Start Raw records

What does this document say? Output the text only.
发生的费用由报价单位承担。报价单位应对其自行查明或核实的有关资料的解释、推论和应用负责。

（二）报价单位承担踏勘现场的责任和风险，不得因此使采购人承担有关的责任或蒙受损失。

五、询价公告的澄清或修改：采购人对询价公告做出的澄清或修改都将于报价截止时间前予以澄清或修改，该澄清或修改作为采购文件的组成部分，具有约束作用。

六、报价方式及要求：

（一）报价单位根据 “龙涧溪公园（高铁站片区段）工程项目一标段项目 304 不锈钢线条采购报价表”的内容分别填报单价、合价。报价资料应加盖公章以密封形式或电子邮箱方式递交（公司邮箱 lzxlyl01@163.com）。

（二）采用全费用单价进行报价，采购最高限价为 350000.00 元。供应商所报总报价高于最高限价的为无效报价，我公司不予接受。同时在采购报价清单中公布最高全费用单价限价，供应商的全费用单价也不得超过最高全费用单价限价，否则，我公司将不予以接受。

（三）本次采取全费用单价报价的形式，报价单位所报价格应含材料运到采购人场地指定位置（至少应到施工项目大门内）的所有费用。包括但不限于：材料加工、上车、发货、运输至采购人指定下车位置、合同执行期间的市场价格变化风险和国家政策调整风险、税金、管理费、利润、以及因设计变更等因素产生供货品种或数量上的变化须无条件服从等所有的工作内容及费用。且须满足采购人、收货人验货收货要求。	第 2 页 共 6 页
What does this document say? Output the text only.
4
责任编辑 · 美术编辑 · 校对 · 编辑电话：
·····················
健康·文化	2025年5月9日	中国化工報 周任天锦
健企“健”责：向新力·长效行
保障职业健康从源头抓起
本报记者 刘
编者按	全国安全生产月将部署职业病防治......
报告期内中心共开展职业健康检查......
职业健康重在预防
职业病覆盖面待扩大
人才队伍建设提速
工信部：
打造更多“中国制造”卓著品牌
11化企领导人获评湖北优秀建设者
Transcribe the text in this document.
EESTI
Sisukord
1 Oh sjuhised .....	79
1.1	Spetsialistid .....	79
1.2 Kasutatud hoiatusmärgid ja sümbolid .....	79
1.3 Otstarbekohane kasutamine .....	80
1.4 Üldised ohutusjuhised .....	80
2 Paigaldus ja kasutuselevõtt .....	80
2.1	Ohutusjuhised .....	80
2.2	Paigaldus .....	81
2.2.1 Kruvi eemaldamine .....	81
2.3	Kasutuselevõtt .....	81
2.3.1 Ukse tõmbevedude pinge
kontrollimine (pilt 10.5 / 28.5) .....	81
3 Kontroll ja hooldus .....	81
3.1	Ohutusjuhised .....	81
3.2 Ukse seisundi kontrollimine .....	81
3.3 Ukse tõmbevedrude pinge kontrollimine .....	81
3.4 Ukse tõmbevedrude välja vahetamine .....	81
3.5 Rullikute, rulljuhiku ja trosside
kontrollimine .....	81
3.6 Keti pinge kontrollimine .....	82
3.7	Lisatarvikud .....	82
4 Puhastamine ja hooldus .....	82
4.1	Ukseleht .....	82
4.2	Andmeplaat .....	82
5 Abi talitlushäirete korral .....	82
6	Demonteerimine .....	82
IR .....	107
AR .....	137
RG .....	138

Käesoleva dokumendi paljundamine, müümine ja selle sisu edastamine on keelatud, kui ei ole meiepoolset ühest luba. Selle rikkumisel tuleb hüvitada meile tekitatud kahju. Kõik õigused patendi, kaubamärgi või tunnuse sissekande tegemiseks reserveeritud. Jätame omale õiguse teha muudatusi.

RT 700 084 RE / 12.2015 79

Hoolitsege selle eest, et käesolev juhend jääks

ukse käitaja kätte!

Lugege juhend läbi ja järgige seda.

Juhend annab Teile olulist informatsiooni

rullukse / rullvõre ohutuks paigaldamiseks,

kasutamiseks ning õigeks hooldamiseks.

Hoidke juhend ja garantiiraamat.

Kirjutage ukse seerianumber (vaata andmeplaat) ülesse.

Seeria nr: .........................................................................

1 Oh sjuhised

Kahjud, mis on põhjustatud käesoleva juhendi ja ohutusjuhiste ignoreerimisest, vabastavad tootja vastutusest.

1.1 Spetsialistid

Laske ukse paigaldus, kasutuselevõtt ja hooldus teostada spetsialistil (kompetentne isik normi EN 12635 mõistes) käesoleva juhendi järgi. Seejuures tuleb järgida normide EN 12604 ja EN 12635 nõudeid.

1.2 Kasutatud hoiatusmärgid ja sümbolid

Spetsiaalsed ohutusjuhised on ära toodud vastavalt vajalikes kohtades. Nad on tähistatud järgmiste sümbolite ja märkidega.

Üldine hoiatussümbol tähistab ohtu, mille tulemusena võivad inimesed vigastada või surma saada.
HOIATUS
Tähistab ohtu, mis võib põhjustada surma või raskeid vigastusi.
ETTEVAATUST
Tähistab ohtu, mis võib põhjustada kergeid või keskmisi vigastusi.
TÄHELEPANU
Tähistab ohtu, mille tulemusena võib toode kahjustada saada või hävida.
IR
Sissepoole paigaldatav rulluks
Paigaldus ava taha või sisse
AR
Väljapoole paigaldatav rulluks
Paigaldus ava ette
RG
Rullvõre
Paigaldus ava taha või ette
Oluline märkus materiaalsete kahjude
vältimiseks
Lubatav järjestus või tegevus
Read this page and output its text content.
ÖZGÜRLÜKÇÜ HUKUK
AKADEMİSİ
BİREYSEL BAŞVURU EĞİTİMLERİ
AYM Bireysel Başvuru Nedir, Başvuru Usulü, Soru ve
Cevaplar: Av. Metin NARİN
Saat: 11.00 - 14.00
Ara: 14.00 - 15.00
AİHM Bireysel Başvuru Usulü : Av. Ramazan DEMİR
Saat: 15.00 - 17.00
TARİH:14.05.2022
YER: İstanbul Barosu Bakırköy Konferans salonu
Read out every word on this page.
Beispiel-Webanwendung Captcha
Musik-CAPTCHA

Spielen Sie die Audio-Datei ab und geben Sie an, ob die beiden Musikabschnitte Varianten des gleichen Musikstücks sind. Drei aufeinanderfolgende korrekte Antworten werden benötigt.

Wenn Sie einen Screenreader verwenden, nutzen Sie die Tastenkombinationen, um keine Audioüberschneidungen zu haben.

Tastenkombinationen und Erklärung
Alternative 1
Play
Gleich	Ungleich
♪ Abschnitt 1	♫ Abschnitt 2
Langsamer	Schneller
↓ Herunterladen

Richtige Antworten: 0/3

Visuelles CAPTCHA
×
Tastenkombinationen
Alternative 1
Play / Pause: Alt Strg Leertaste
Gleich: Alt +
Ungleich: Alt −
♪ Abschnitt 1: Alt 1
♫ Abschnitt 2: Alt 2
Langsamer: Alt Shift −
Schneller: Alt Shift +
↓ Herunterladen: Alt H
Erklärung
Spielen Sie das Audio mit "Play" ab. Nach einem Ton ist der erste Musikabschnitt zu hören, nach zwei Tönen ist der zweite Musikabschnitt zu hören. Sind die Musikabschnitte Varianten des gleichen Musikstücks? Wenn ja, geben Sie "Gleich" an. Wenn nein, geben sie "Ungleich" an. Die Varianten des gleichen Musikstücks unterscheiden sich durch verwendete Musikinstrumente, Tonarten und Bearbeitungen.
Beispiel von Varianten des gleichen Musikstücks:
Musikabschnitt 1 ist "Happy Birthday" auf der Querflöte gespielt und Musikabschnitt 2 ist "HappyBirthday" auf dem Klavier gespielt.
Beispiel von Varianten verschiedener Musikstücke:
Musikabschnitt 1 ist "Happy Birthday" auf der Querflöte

End Raw records

* [What the exercise asks] Copy all lines from the data that hold the word "hooldus".

* [Written answer]
3 Kontroll ja hooldus .....	81
4 Puhastamine ja hooldus .....	82
Laske ukse paigaldus, kasutuselevõtt ja hooldus teostada spetsialistil (kompetentne isik normi EN 12635 mõistes) käesoleva juhendi järgi. Seejuures tuleb järgida normide EN 12604 ja EN 12635 nõudeid.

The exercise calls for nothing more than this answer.